# Exercise task
In the lines below, find how many contain the word "this" and report that figure alone.

# Supplied entries

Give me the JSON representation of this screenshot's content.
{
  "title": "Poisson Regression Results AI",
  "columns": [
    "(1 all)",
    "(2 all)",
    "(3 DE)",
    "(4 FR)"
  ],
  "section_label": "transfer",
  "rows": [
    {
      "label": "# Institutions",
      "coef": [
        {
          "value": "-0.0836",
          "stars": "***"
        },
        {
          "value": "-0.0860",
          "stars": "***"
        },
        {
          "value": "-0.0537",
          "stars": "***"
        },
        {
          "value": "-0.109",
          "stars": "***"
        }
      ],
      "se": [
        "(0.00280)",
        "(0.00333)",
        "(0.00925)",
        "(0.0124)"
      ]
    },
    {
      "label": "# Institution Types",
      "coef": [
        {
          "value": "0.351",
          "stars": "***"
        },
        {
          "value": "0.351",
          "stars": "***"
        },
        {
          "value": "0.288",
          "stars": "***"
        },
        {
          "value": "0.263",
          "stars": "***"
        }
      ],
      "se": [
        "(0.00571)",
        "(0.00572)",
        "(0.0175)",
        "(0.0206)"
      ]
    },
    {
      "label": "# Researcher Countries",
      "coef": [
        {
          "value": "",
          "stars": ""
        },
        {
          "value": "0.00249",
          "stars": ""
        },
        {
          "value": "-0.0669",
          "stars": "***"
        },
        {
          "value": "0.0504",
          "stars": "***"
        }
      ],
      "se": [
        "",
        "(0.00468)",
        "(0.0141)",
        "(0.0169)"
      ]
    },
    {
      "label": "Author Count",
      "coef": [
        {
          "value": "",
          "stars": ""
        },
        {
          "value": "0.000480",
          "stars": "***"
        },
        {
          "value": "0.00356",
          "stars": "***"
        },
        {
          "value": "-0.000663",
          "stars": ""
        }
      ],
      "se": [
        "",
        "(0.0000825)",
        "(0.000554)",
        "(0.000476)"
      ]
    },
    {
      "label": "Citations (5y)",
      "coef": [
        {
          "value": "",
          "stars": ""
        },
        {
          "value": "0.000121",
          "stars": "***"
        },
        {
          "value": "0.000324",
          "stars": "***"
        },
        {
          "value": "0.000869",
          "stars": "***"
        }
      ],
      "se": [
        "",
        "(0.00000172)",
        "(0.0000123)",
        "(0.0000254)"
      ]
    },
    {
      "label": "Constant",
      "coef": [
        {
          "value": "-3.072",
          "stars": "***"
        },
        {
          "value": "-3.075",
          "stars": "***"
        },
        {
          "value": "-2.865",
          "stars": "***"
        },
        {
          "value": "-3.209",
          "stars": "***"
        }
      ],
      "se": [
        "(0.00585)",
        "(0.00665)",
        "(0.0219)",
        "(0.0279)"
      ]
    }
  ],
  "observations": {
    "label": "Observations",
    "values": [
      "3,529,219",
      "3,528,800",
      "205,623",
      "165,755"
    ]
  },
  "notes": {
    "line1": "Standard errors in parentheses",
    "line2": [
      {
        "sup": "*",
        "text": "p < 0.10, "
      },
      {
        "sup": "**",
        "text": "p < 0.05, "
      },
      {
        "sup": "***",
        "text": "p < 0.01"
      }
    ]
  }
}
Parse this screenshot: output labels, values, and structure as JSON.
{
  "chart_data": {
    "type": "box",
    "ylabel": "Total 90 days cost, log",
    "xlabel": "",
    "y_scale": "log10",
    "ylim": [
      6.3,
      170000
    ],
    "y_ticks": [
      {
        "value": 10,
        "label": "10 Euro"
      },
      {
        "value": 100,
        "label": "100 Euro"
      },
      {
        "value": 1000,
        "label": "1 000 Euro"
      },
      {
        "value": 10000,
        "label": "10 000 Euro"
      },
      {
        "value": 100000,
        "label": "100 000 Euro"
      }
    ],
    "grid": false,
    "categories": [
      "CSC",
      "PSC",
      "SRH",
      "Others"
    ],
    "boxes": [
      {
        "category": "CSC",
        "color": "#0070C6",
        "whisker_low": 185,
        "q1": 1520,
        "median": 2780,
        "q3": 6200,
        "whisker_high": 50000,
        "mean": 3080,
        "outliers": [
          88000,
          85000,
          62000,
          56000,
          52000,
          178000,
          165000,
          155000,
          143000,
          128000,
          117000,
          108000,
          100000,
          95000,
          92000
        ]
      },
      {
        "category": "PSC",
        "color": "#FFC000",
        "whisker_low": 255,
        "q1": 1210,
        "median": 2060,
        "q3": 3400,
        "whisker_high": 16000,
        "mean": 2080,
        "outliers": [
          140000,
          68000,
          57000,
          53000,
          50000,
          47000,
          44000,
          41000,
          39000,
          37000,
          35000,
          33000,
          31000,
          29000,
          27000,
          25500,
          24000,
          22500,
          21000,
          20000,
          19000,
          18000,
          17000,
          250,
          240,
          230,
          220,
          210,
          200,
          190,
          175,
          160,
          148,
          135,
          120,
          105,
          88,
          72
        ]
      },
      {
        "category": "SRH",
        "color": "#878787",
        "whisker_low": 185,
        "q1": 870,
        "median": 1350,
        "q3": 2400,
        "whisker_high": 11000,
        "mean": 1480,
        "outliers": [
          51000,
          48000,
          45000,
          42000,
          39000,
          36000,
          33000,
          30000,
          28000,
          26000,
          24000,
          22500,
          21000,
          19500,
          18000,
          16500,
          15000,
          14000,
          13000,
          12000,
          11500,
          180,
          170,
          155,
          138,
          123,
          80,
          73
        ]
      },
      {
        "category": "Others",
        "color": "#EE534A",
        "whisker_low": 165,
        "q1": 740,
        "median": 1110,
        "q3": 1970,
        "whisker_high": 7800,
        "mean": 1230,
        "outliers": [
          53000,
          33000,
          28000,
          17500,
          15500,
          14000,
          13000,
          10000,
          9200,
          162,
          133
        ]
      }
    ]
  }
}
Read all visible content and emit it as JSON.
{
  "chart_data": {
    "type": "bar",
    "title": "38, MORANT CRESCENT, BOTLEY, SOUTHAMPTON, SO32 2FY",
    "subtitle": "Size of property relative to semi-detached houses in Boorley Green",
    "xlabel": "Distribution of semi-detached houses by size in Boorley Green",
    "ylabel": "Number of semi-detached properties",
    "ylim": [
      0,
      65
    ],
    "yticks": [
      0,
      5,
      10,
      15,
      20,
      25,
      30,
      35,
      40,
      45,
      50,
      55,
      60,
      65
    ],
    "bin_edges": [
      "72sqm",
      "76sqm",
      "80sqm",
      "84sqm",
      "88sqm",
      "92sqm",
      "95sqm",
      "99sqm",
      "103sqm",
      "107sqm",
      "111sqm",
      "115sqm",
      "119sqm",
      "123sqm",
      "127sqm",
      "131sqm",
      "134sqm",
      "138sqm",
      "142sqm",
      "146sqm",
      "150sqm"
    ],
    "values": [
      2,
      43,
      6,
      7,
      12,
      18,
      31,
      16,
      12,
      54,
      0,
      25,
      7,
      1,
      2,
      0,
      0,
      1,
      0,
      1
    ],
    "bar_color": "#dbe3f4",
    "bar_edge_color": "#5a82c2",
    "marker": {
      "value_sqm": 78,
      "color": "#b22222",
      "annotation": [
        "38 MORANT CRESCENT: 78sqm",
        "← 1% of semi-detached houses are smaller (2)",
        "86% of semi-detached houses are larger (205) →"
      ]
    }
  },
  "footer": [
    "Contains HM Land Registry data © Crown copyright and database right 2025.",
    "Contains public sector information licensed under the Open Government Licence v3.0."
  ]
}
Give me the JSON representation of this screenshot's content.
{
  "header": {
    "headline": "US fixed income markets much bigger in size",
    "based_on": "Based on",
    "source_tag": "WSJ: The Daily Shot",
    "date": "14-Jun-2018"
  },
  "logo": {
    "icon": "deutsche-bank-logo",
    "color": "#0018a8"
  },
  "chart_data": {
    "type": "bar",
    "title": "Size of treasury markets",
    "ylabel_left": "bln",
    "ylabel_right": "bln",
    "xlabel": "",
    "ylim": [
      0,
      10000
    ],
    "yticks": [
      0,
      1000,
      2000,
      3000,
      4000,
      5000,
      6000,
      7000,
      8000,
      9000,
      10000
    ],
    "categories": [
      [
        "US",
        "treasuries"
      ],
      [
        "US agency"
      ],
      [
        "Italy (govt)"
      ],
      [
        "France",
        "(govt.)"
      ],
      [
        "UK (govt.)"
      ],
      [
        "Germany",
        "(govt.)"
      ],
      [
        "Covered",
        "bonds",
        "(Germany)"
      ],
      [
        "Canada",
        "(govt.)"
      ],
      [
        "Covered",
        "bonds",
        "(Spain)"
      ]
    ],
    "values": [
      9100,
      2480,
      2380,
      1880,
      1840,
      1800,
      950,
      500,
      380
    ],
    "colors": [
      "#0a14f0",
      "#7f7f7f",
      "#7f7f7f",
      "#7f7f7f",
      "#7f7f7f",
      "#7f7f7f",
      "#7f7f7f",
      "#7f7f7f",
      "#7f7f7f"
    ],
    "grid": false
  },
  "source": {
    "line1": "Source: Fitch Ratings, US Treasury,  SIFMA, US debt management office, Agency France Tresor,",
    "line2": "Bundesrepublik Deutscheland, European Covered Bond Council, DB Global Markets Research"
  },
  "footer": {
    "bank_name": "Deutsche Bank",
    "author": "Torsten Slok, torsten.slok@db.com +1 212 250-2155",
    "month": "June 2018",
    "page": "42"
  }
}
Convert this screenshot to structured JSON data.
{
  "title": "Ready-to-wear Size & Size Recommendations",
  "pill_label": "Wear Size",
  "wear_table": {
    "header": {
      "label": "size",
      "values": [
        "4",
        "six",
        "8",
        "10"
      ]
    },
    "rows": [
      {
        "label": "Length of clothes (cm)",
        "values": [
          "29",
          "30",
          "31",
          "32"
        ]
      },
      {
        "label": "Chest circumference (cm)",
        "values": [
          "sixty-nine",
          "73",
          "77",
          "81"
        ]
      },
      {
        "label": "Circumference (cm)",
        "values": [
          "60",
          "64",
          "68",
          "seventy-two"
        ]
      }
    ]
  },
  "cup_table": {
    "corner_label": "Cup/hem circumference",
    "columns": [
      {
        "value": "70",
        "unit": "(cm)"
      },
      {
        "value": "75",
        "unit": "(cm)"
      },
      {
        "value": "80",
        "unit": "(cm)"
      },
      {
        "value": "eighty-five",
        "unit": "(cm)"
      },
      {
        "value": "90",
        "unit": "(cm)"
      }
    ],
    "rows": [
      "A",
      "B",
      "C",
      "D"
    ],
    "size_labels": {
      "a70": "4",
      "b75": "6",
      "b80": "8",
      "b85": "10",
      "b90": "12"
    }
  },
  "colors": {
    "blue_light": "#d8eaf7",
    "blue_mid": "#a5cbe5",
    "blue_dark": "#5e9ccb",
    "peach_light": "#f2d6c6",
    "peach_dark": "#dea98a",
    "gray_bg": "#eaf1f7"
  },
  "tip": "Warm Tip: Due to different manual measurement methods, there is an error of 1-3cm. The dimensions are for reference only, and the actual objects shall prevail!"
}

# Response
4